— Start of Dataset records —

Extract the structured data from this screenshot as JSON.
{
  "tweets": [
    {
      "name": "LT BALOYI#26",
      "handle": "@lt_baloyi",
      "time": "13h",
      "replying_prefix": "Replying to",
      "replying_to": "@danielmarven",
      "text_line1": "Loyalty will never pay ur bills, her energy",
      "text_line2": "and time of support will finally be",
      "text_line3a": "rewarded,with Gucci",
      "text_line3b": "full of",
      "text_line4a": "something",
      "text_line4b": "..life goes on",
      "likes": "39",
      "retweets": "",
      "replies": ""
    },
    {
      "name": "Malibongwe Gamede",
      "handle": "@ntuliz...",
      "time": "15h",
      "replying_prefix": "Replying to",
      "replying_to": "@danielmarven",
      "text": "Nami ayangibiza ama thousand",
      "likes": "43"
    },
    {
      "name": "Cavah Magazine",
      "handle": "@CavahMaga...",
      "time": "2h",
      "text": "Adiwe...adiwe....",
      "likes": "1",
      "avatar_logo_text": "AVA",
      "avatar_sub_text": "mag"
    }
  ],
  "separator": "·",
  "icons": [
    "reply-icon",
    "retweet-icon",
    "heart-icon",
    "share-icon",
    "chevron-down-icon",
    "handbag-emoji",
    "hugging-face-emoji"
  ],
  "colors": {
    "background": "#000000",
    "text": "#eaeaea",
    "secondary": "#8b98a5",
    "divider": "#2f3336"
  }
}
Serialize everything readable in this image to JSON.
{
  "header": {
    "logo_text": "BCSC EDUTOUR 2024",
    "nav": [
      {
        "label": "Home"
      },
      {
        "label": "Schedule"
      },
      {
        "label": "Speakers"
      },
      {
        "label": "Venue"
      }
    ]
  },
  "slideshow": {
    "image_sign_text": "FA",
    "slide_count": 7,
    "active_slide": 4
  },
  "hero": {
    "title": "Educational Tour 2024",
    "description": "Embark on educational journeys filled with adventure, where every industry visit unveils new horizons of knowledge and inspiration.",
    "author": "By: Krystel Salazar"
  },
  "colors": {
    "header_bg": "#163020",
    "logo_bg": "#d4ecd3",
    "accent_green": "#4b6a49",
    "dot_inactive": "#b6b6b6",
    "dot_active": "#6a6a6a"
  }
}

— End of Dataset records —

» **Work instructions**: Report all lines of the material that contain the word "name".

» **Response**:
      "name": "LT BALOYI#26",
      "name": "Malibongwe Gamede",
      "name": "Cavah Magazine",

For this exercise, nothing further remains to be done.